| TASK GOAL |
Output each entry verbatim and exclude every picture from it.

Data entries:
[BEGIN]

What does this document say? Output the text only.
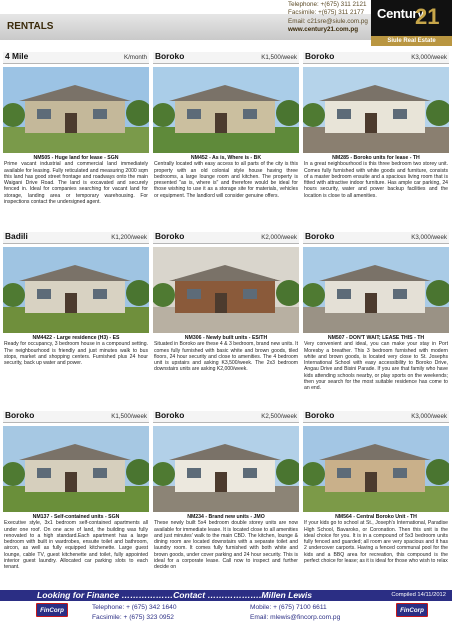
RENTALS
Telephone: +(675) 311 2121
Facsimile: +(675) 311 2177
Email: c21sre@siule.com.pg
www.century21.com.pg
Century
21
Siule Real Estate
4 Mile	K/month
NM505 - Huge land for lease - SGN
Prime vacant industrial and commercial land immediately available for leasing. Fully reticulated and measuring 2000 sqm this land has good street frontage and roadways onto the main Waigani Drive Road. The land is excavated and securely fenced in. Ideal for companies searching for vacant land for storage, landing area or temporary warehousing. For inspections contact the undersigned agent.
Boroko	K1,500/week
NM452 - As is, Where is - BK
Centrally located with easy access to all parts of the city is this property with an old colonial style house having three bedrooms, a large lounge room and kitchen. The property is presented "as is, where is" and therefore would be ideal for those wishing to use it as a storage site for materials, vehicles or equipment. The landlord will consider genuine offers.
Boroko	K3,000/week
NM285 - Boroko units for lease - TH
In a great neighbourhood is this three bedroom two storey unit. Comes fully furnished with white goods and furniture, consists of a master bedroom ensuite and a spacious living room that is fitted with attractive indoor furniture. Has ample car parking, 24 hours security, water and power backup facilities and the location is close to all amenities.
Badili	K1,200/week
NM4422 - Large residence (H3) - ES
Ready for occupancy, 3 bedroom house in a compound setting. The neighbourhood is friendly and just minutes walk to bus stops, market and shopping centers. Furnished plus 24 hour security, back up water and power.
Boroko	K2,000/week
NM306 - Newly built units - ES/TH
Situated in Boroko are these 4 & 3 bedroom, brand new units. It comes fully furnished with basic white and brown goods, tiled floors, 24 hour security and close to amenities. The 4 bedroom unit is upstairs and asking K3,500/week. The 2x3 bedroom downstairs units are asking K2,000/week.
Boroko	K3,000/week
NM507 - DON'T WAIT; LEASE THIS - TH
Very convenient and ideal, you can make your stay in Port Moresby a breather. This 3 bedroom furnished with modern white and brown goods, is located very close to St. Josephs International School with easy accessibility to Boroko Drive, Angau Drive and Bisini Parade. If you are that family who have kids attending schools nearby, or play sports on the weekends; then your search for the most suitable residence has come to an end.
Boroko	K1,500/week
NM137 - Self-contained units - SGN
Executive style, 3x1 bedroom self-contained apartments all under one roof. On one acre of land, the building was fully renovated to a high standard.Each apartment has a large bedroom with built in wardrobes, ensuite toilet and bathroom, aircon, as well as fully equipped kitchenette. Large guest lounge, cable TV, guest kitchenette and toilet, fully appointed interior guest laundry. Allocated car parking slots to each tenant.
Boroko	K2,500/week
NM234 - Brand new units - JMO
These newly built 5x4 bedroom double storey units are now available for immediate lease. It is located close to all amenities and just minutes' walk to the main CBD. The kitchen, lounge & dining room are located downstairs with a separate toilet and laundry room. It comes fully furnished with both white and brown goods, under cover parking and 24 hour security. This is ideal for a corporate lease. Call now to inspect and further decide on
Boroko	K3,000/week
NM564 - Central Boroko Unit - TH
If your kids go to school at St., Joseph's International, Paradise High School, Bavaroko, or Coronation. Then this unit is the ideal choice for you. It is in a compound of 5x3 bedroom units fully fenced and guarded; all room are very spacious and it has 2 undercover carports. Having a fenced communal pool for the kids and a BBQ area for recreation, this compound is the perfect choice for lease; as it is ideal for those who wish to relax
Looking for Finance ………………Contact ……………….Millen Lewis	Compiled 14/11/2012
FinCorp	FinCorp
Telephone: + (675) 342 1640
Facsimile: + (675) 323 0952
Mobile: + (675) 7100 6611
Email: mlewis@fincorp.com.pg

[END]

| ANSWER BELOW |
What does this document say? Output the text only.
RENTALS
Telephone: +(675) 311 2121
Facsimile: +(675) 311 2177
Email: c21sre@siule.com.pg
www.century21.com.pg
Century
21
Siule Real Estate
4 Mile	K/month
NM505 - Huge land for lease - SGN
Prime vacant industrial and commercial land immediately available for leasing. Fully reticulated and measuring 2000 sqm this land has good street frontage and roadways onto the main Waigani Drive Road. The land is excavated and securely fenced in. Ideal for companies searching for vacant land for storage, landing area or temporary warehousing. For inspections contact the undersigned agent.
Boroko	K1,500/week
NM452 - As is, Where is - BK
Centrally located with easy access to all parts of the city is this property with an old colonial style house having three bedrooms, a large lounge room and kitchen. The property is presented "as is, where is" and therefore would be ideal for those wishing to use it as a storage site for materials, vehicles or equipment. The landlord will consider genuine offers.
Boroko	K3,000/week
NM285 - Boroko units for lease - TH
In a great neighbourhood is this three bedroom two storey unit. Comes fully furnished with white goods and furniture, consists of a master bedroom ensuite and a spacious living room that is fitted with attractive indoor furniture. Has ample car parking, 24 hours security, water and power backup facilities and the location is close to all amenities.
Badili	K1,200/week
NM4422 - Large residence (H3) - ES
Ready for occupancy, 3 bedroom house in a compound setting. The neighbourhood is friendly and just minutes walk to bus stops, market and shopping centers. Furnished plus 24 hour security, back up water and power.
Boroko	K2,000/week
NM306 - Newly built units - ES/TH
Situated in Boroko are these 4 & 3 bedroom, brand new units. It comes fully furnished with basic white and brown goods, tiled floors, 24 hour security and close to amenities. The 4 bedroom unit is upstairs and asking K3,500/week. The 2x3 bedroom downstairs units are asking K2,000/week.
Boroko	K3,000/week
NM507 - DON'T WAIT; LEASE THIS - TH
Very convenient and ideal, you can make your stay in Port Moresby a breather. This 3 bedroom furnished with modern white and brown goods, is located very close to St. Josephs International School with easy accessibility to Boroko Drive, Angau Drive and Bisini Parade. If you are that family who have kids attending schools nearby, or play sports on the weekends; then your search for the most suitable residence has come to an end.
Boroko	K1,500/week
NM137 - Self-contained units - SGN
Executive style, 3x1 bedroom self-contained apartments all under one roof. On one acre of land, the building was fully renovated to a high standard.Each apartment has a large bedroom with built in wardrobes, ensuite toilet and bathroom, aircon, as well as fully equipped kitchenette. Large guest lounge, cable TV, guest kitchenette and toilet, fully appointed interior guest laundry. Allocated car parking slots to each tenant.
Boroko	K2,500/week
NM234 - Brand new units - JMO
These newly built 5x4 bedroom double storey units are now available for immediate lease. It is located close to all amenities and just minutes' walk to the main CBD. The kitchen, lounge & dining room are located downstairs with a separate toilet and laundry room. It comes fully furnished with both white and brown goods, under cover parking and 24 hour security. This is ideal for a corporate lease. Call now to inspect and further decide on
Boroko	K3,000/week
NM564 - Central Boroko Unit - TH
If your kids go to school at St., Joseph's International, Paradise High School, Bavaroko, or Coronation. Then this unit is the ideal choice for you. It is in a compound of 5x3 bedroom units fully fenced and guarded; all room are very spacious and it has 2 undercover carports. Having a fenced communal pool for the kids and a BBQ area for recreation, this compound is the perfect choice for lease; as it is ideal for those who wish to relax
Looking for Finance ………………Contact ……………….Millen Lewis	Compiled 14/11/2012
FinCorp	FinCorp
Telephone: + (675) 342 1640
Facsimile: + (675) 323 0952
Mobile: + (675) 7100 6611
Email: mlewis@fincorp.com.pg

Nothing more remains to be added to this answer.